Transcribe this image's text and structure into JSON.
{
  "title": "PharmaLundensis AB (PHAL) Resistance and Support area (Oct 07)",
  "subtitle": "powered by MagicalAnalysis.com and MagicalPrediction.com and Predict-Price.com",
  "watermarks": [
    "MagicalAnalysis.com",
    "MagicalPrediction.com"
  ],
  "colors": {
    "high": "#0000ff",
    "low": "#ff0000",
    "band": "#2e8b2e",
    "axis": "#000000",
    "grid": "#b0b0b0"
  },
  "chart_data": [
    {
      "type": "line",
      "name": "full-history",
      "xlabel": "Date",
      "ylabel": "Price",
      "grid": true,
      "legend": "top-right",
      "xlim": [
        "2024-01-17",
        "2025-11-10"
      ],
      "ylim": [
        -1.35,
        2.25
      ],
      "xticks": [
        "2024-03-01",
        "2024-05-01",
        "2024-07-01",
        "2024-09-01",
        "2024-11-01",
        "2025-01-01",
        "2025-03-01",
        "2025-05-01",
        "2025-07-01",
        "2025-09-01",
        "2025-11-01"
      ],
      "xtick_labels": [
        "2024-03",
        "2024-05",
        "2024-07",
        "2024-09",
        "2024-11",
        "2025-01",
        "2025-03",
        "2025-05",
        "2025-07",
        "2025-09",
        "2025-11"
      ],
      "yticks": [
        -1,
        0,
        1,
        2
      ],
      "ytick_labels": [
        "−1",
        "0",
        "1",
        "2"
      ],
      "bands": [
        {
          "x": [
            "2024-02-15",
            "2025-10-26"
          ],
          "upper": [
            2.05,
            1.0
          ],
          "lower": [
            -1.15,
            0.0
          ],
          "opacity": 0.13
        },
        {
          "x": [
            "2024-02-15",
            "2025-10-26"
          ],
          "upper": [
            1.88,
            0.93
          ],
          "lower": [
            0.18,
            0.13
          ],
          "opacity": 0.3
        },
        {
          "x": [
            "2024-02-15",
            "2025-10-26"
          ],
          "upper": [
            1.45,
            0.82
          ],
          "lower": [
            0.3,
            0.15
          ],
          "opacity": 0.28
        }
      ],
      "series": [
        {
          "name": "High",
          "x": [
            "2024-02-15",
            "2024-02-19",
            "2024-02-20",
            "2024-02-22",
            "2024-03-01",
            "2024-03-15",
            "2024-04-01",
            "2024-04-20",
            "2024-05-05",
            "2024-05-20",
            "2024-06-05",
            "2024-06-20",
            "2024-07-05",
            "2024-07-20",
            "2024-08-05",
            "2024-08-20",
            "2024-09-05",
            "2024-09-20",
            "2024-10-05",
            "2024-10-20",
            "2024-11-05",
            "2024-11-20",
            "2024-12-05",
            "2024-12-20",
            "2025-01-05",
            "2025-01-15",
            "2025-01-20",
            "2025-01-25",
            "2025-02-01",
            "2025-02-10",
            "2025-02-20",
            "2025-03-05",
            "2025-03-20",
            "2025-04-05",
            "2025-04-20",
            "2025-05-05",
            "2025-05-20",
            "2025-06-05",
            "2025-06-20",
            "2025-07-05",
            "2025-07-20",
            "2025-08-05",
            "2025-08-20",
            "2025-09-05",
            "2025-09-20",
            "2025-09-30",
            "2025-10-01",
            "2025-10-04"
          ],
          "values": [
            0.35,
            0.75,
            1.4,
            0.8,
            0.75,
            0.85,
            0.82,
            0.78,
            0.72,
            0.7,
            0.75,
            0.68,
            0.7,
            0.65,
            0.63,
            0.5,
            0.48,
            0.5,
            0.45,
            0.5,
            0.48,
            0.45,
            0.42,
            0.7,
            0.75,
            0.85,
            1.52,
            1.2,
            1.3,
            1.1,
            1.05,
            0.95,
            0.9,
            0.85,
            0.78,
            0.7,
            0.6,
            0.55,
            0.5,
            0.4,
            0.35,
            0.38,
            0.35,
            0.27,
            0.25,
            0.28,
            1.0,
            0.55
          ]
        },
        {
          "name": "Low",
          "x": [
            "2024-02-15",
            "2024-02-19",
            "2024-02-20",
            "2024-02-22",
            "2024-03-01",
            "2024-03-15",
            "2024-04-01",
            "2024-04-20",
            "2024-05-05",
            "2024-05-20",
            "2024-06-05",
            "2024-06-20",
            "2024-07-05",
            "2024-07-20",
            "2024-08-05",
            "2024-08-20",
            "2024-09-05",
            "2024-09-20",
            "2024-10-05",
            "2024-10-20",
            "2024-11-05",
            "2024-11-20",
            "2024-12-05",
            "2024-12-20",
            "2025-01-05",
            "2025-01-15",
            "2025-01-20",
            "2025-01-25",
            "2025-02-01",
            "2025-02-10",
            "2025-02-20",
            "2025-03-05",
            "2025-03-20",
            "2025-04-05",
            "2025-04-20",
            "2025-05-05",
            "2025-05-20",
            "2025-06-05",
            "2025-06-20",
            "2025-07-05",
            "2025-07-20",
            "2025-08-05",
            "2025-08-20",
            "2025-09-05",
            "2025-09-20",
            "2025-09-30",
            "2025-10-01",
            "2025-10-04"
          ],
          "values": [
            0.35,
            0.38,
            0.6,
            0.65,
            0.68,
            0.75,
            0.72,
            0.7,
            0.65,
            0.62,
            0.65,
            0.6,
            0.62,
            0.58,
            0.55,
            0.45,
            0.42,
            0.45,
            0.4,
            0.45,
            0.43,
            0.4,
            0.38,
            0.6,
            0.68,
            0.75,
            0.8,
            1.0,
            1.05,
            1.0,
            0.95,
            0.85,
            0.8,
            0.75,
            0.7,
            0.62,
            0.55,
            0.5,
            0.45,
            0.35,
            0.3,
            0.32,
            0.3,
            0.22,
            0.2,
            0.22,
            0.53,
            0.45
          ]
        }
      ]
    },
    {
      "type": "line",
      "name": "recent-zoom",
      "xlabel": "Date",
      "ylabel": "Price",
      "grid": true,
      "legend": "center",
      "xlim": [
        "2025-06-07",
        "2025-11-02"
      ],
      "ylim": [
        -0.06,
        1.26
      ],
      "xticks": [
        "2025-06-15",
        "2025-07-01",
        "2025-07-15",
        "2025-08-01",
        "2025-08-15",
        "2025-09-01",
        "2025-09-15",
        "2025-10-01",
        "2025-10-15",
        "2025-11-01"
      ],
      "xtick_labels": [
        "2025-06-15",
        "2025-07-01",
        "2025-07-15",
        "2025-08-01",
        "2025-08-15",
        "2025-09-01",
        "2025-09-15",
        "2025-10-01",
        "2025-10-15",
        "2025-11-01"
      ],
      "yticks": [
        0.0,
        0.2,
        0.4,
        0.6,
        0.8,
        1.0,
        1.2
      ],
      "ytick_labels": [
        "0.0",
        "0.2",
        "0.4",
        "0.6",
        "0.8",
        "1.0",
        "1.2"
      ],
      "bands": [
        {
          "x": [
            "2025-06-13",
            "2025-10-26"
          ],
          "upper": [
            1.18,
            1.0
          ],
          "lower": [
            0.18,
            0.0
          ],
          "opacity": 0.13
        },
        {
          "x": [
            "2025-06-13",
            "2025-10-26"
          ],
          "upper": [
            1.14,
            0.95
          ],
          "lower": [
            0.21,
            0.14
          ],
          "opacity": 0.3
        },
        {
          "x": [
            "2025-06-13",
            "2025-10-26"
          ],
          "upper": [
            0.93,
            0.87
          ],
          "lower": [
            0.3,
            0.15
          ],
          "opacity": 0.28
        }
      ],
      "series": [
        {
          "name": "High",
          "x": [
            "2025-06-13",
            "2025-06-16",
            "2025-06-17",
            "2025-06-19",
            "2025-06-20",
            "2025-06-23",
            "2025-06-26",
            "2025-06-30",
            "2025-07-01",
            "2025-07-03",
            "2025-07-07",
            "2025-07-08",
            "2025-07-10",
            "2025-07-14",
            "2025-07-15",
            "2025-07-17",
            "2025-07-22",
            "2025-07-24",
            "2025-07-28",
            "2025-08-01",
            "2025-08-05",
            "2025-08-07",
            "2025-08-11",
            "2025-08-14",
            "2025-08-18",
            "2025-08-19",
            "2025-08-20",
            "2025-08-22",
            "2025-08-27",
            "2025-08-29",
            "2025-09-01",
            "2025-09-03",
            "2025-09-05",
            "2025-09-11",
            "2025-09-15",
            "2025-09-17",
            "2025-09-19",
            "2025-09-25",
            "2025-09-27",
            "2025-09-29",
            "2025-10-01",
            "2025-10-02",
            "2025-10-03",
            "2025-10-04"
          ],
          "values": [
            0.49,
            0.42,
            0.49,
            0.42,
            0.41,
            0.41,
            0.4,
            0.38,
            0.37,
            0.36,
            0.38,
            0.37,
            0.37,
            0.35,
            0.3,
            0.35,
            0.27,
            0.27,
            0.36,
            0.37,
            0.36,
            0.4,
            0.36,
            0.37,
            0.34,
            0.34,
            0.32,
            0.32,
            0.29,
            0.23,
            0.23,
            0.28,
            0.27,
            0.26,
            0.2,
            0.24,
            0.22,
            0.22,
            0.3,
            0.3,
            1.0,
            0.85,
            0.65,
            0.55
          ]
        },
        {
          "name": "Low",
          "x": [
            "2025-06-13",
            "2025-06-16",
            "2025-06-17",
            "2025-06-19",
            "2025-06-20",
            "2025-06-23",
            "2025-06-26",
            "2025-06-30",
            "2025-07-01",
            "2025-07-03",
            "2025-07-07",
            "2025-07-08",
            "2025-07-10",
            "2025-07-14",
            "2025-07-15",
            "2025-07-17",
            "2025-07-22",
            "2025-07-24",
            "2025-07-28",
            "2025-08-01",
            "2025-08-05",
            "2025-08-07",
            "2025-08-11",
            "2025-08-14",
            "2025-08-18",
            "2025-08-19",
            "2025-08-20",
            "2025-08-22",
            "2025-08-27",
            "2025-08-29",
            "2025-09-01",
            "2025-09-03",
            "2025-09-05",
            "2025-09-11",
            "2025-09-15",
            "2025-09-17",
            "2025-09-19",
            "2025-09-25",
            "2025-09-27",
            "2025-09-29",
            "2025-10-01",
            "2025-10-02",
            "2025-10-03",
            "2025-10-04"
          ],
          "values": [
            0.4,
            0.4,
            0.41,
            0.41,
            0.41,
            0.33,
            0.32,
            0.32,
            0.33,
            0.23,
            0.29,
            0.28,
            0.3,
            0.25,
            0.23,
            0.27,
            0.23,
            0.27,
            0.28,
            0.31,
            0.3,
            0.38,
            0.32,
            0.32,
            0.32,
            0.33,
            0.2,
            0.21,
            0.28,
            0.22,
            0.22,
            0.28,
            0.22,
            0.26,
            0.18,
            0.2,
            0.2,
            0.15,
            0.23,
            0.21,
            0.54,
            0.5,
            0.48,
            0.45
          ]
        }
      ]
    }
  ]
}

====================

*Instruction:*
Return each line that includes "MagicalPrediction".

*Answer for this exercise:*
  "subtitle": "powered by MagicalAnalysis.com and MagicalPrediction.com and Predict-Price.com",
    "MagicalPrediction.com"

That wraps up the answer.